_What to produce_
Copy the lines below word for word, starting with the first one and ending with the line that contains "open-section-link[interactable]: Ouvrir <box>1188 542".

_Data supplied_

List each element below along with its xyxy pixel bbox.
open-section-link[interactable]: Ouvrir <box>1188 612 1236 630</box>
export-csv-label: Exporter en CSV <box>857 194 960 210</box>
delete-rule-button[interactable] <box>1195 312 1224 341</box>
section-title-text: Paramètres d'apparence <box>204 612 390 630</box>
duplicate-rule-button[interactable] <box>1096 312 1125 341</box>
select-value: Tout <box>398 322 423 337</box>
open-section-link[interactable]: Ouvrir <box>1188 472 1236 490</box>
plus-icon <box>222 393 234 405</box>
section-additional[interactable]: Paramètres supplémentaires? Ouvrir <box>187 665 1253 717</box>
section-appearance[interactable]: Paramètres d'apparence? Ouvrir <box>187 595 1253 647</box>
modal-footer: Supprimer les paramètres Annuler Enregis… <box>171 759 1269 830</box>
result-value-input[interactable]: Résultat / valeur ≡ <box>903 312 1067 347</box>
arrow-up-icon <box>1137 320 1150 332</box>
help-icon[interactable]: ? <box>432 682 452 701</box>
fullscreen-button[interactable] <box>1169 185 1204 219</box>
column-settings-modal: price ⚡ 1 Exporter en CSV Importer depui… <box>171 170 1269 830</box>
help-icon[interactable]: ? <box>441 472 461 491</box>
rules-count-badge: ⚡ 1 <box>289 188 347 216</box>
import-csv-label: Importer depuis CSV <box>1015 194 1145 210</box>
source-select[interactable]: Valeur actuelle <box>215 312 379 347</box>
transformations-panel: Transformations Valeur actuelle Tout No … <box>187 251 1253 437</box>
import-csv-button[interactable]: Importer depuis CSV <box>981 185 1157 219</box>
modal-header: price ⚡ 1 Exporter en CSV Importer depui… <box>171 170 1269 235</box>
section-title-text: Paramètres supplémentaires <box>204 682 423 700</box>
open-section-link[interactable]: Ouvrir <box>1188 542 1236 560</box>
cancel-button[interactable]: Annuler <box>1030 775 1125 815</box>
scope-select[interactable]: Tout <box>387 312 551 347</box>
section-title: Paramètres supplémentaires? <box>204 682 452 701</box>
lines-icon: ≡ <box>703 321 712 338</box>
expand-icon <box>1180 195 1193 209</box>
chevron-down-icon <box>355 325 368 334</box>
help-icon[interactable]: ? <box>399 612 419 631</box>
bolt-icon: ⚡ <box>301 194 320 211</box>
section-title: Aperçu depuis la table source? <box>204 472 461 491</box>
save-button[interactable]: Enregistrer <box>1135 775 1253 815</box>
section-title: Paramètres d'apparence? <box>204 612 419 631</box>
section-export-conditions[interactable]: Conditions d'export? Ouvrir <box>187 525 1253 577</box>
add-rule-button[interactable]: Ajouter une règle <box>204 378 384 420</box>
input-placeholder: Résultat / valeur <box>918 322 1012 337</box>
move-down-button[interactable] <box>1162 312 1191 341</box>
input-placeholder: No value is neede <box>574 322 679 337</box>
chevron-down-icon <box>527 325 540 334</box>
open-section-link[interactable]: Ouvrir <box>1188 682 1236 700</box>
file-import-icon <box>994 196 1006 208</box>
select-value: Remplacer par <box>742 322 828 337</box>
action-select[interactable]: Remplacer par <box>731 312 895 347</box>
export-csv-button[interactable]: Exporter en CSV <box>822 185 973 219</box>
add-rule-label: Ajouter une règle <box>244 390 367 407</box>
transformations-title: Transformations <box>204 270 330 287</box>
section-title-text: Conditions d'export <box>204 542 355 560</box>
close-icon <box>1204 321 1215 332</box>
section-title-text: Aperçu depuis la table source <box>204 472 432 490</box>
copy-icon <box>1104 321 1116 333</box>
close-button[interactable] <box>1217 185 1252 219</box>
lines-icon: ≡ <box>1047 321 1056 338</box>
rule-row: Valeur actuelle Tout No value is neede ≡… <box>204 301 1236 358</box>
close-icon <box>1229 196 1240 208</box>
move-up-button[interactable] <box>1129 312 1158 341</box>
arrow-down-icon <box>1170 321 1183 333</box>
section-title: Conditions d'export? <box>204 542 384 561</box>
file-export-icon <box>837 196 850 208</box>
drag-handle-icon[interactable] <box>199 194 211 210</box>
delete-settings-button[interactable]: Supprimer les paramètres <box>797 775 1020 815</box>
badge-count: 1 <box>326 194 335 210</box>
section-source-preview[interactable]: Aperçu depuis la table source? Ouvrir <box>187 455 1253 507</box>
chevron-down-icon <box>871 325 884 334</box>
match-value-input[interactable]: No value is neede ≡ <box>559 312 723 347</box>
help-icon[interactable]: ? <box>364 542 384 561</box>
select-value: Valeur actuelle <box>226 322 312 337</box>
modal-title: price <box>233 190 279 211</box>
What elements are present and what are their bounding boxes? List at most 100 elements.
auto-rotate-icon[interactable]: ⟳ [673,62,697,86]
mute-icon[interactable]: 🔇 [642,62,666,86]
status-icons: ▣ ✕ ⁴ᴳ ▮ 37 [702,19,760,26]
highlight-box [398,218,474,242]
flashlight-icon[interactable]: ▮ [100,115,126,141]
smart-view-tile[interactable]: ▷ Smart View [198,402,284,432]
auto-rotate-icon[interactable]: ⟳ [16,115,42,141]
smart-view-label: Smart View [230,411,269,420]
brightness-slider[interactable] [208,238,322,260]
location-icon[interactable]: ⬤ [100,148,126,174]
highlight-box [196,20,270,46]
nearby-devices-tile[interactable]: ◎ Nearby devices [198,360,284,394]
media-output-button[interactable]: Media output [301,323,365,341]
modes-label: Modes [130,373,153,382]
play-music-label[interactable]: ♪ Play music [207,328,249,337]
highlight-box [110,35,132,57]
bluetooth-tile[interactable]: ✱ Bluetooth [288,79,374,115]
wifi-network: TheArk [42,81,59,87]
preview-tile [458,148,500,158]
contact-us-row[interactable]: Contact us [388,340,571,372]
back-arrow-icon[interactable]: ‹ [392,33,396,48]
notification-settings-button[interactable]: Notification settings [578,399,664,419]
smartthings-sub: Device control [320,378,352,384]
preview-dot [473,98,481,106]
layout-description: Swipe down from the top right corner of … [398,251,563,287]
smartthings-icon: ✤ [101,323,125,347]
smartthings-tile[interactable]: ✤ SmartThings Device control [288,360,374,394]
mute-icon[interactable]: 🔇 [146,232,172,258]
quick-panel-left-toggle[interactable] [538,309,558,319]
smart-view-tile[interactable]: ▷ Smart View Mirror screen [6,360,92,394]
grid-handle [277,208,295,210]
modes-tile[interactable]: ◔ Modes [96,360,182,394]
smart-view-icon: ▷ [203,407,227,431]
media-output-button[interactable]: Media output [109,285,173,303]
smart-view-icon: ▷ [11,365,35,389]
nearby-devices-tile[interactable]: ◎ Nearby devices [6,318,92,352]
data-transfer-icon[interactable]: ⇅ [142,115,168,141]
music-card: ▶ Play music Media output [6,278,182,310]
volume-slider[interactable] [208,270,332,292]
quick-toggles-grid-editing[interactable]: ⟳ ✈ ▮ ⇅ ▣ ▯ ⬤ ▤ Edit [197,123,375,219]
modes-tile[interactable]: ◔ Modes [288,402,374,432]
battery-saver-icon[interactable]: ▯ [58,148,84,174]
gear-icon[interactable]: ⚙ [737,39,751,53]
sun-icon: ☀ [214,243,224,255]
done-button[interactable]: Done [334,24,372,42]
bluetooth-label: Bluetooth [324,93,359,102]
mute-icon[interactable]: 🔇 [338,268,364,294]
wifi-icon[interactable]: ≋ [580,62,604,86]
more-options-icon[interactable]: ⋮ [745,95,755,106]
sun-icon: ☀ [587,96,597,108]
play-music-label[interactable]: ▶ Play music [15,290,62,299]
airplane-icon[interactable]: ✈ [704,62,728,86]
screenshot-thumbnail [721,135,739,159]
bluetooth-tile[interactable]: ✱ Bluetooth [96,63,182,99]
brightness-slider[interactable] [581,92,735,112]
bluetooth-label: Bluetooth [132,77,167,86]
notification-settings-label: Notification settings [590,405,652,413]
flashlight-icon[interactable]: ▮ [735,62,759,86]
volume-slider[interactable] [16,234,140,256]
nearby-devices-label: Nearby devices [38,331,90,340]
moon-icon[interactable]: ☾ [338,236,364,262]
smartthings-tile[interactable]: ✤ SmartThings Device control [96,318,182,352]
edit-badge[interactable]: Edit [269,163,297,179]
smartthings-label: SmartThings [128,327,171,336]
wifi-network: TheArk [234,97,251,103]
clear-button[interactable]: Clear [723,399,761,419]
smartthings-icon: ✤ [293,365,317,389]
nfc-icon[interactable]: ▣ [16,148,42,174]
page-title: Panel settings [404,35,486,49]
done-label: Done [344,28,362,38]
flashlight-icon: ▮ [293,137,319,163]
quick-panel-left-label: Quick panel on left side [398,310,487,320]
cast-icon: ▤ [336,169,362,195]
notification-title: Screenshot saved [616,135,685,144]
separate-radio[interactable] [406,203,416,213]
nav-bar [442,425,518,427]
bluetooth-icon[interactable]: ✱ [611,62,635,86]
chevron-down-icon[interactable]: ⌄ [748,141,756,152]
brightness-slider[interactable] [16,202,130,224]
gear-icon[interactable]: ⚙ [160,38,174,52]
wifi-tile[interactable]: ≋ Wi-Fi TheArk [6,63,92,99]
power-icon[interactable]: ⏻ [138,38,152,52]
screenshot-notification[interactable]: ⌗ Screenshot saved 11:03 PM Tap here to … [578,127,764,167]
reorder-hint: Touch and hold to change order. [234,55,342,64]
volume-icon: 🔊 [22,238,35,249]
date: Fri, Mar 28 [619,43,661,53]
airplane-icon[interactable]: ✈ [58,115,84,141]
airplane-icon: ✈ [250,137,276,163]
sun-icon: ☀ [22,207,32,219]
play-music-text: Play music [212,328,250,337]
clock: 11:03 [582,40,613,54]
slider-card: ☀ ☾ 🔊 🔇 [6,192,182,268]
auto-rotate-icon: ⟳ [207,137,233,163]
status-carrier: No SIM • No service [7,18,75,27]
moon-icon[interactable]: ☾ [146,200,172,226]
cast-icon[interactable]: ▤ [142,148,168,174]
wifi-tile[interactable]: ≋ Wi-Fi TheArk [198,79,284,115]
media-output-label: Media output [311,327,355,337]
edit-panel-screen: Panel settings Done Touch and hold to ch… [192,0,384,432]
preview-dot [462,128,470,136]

_Solution to this problem_
List each element below along with its xyxy pixel bbox.
open-section-link[interactable]: Ouvrir <box>1188 612 1236 630</box>
export-csv-label: Exporter en CSV <box>857 194 960 210</box>
delete-rule-button[interactable] <box>1195 312 1224 341</box>
section-title-text: Paramètres d'apparence <box>204 612 390 630</box>
duplicate-rule-button[interactable] <box>1096 312 1125 341</box>
select-value: Tout <box>398 322 423 337</box>
open-section-link[interactable]: Ouvrir <box>1188 472 1236 490</box>
plus-icon <box>222 393 234 405</box>
section-additional[interactable]: Paramètres supplémentaires? Ouvrir <box>187 665 1253 717</box>
section-appearance[interactable]: Paramètres d'apparence? Ouvrir <box>187 595 1253 647</box>
modal-footer: Supprimer les paramètres Annuler Enregis… <box>171 759 1269 830</box>
result-value-input[interactable]: Résultat / valeur ≡ <box>903 312 1067 347</box>
arrow-up-icon <box>1137 320 1150 332</box>
help-icon[interactable]: ? <box>432 682 452 701</box>
fullscreen-button[interactable] <box>1169 185 1204 219</box>
column-settings-modal: price ⚡ 1 Exporter en CSV Importer depui… <box>171 170 1269 830</box>
help-icon[interactable]: ? <box>441 472 461 491</box>
rules-count-badge: ⚡ 1 <box>289 188 347 216</box>
import-csv-label: Importer depuis CSV <box>1015 194 1145 210</box>
source-select[interactable]: Valeur actuelle <box>215 312 379 347</box>
transformations-panel: Transformations Valeur actuelle Tout No … <box>187 251 1253 437</box>
import-csv-button[interactable]: Importer depuis CSV <box>981 185 1157 219</box>
modal-header: price ⚡ 1 Exporter en CSV Importer depui… <box>171 170 1269 235</box>
section-title-text: Paramètres supplémentaires <box>204 682 423 700</box>
open-section-link[interactable]: Ouvrir <box>1188 542 1236 560</box>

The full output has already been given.